* _Instruction_:
Copy each line containing the word "Maintenance" from the records that follow, please.

* _Material for this exercise_:

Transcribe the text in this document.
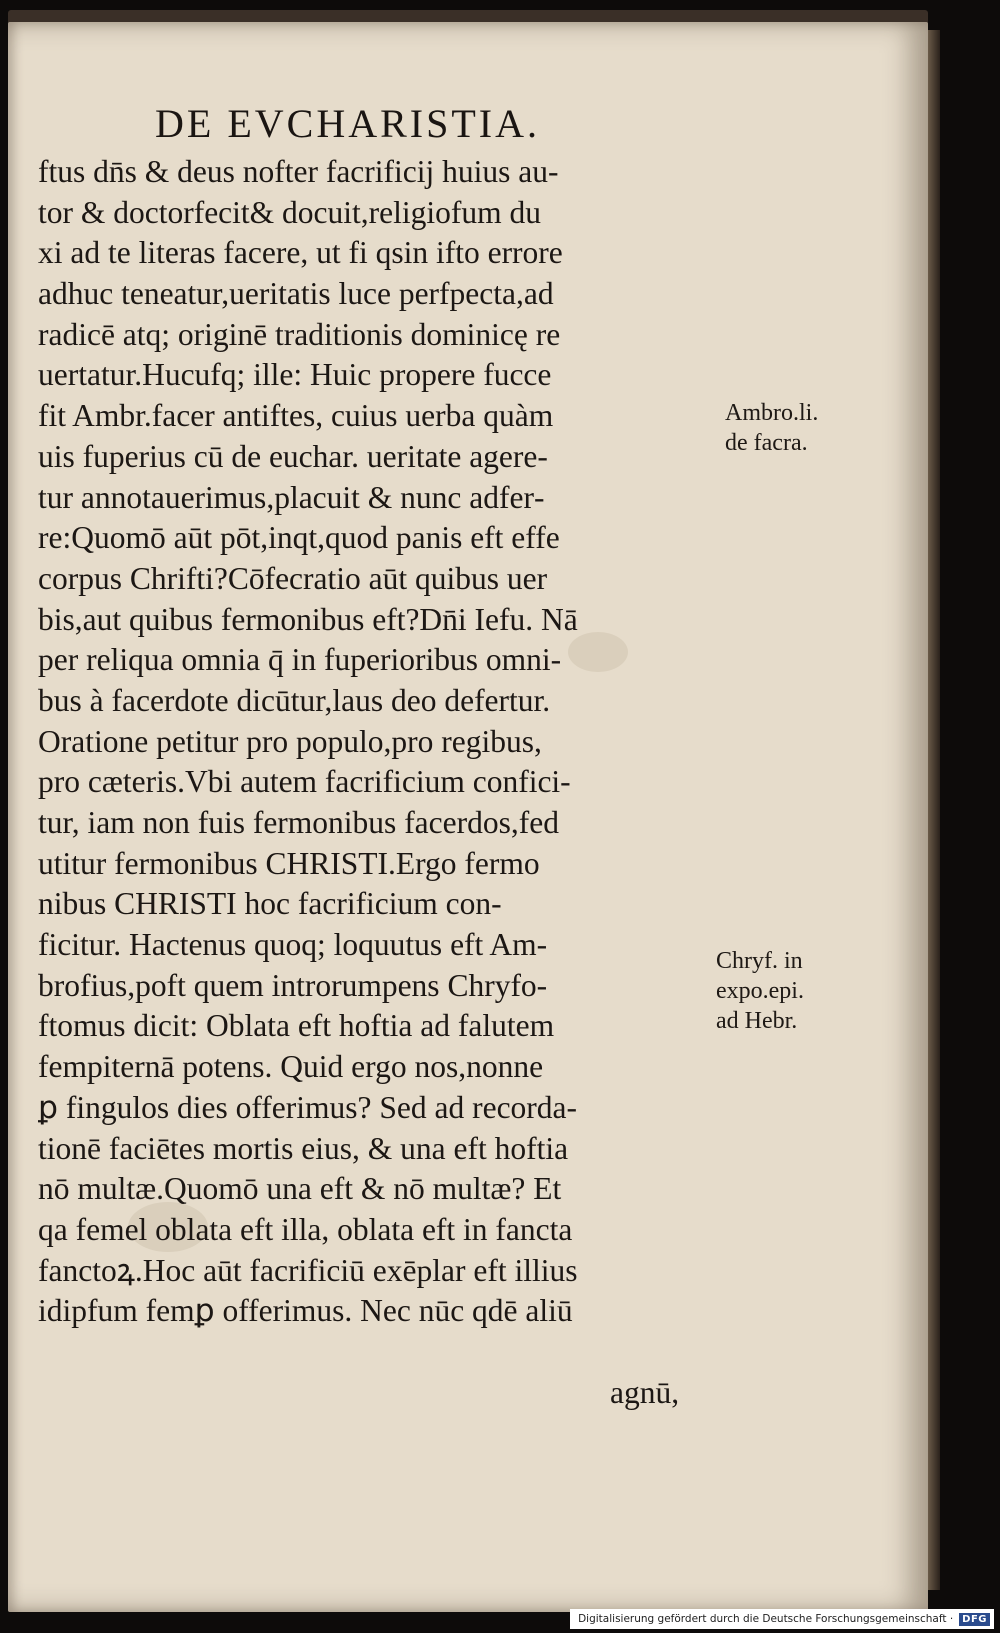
DE EVCHARISTIA.
ftus dn̄s & deus nofter facrificij huius au‑
tor & doctorfecit& docuit,religiofum du
xi ad te literas facere, ut fi qsin ifto errore
adhuc teneatur,ueritatis luce perfpecta,ad
radicē atq; originē traditionis dominicę re
uertatur.Hucufq; ille: Huic propere fucce
fit Ambr.facer antiftes, cuius uerba quàm
uis fuperius cū de euchar. ueritate agere‑
tur annotauerimus,placuit & nunc adfer‑
re:Quomō aūt pōt,inqt,quod panis eft effe
corpus Chrifti?Cōfecratio aūt quibus uer
bis,aut quibus fermonibus eft?Dn̄i Iefu. Nā
per reliqua omnia q̄ in fuperioribus omni‑
bus à facerdote dicūtur,laus deo defertur.
Oratione petitur pro populo,pro regibus,
pro cæteris.Vbi autem facrificium confici‑
tur, iam non fuis fermonibus facerdos,fed
utitur fermonibus CHRISTI.Ergo fermo
nibus CHRISTI hoc facrificium con‑
ficitur. Hactenus quoq; loquutus eft Am‑
brofius,poft quem introrumpens Chryfo‑
ftomus dicit: Oblata eft hoftia ad falutem
fempiternā potens. Quid ergo nos,nonne
ꝑ fingulos dies offerimus? Sed ad recorda‑
tionē faciētes mortis eius, & una eft hoftia
nō multæ.Quomō una eft & nō multæ? Et
qa femel oblata eft illa, oblata eft in fancta
fanctoꝝ.Hoc aūt facrificiū exēplar eft illius
idipfum femꝑ offerimus. Nec nūc qdē aliū
agnū,
Ambro.li.
de facra.
Chryf. in
expo.epi.
ad Hebr.
Digitalisierung gefördert durch die Deutsche Forschungsgemeinschaft · DFG
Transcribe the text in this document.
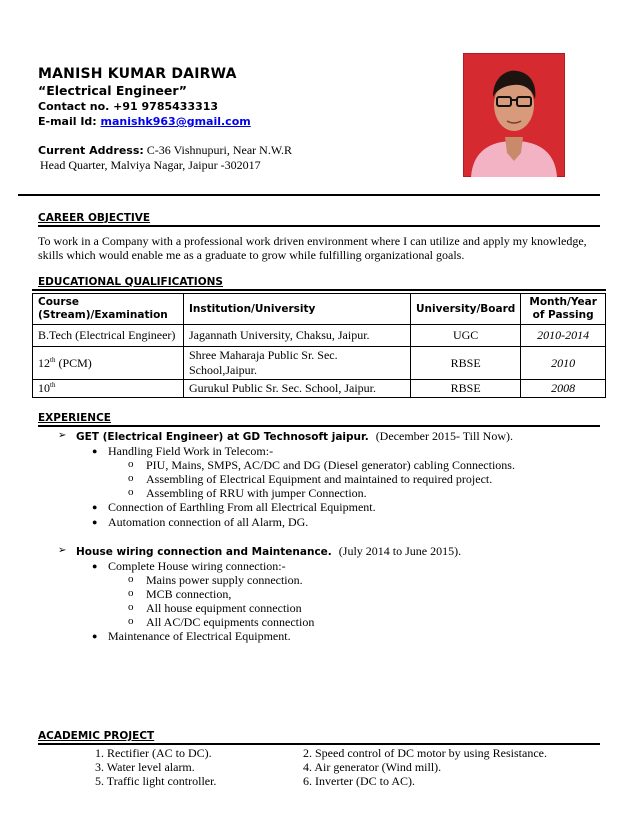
MANISH KUMAR DAIRWA
“Electrical Engineer”
Contact no. +91 9785433313
E-mail Id: manishk963@gmail.com
Current Address: C-36 Vishnupuri, Near N.W.R
Head Quarter, Malviya Nagar, Jaipur -302017
CAREER OBJECTIVE
To work in a Company with a professional work driven environment where I can utilize and apply my knowledge, skills which would enable me as a graduate to grow while fulfilling organizational goals.
EDUCATIONAL QUALIFICATIONS
Course (Stream)/Examination	Institution/University	University/Board	Month/Year of Passing
B.Tech (Electrical Engineer)	Jagannath University, Chaksu, Jaipur.	UGC	2010-2014
12th (PCM)	Shree Maharaja Public Sr. Sec. School,Jaipur.	RBSE	2010
10th	Gurukul Public Sr. Sec. School, Jaipur.	RBSE	2008
EXPERIENCE
➢ GET (Electrical Engineer) at GD Technosoft jaipur. (December 2015- Till Now).
● Handling Field Work in Telecom:-
o PIU, Mains, SMPS, AC/DC and DG (Diesel generator) cabling Connections.
o Assembling of Electrical Equipment and maintained to required project.
o Assembling of RRU with jumper Connection.
● Connection of Earthling From all Electrical Equipment.
● Automation connection of all Alarm, DG.
➢ House wiring connection and Maintenance. (July 2014 to June 2015).
● Complete House wiring connection:-
o Mains power supply connection.
o MCB connection,
o All house equipment connection
o All AC/DC equipments connection
● Maintenance of Electrical Equipment.
ACADEMIC PROJECT
1. Rectifier (AC to DC).	2. Speed control of DC motor by using Resistance.
3. Water level alarm.	4. Air generator (Wind mill).
5. Traffic light controller.	6. Inverter (DC to AC).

* _Solution for this exercise_:
➢ House wiring connection and Maintenance. (July 2014 to June 2015).
● Maintenance of Electrical Equipment.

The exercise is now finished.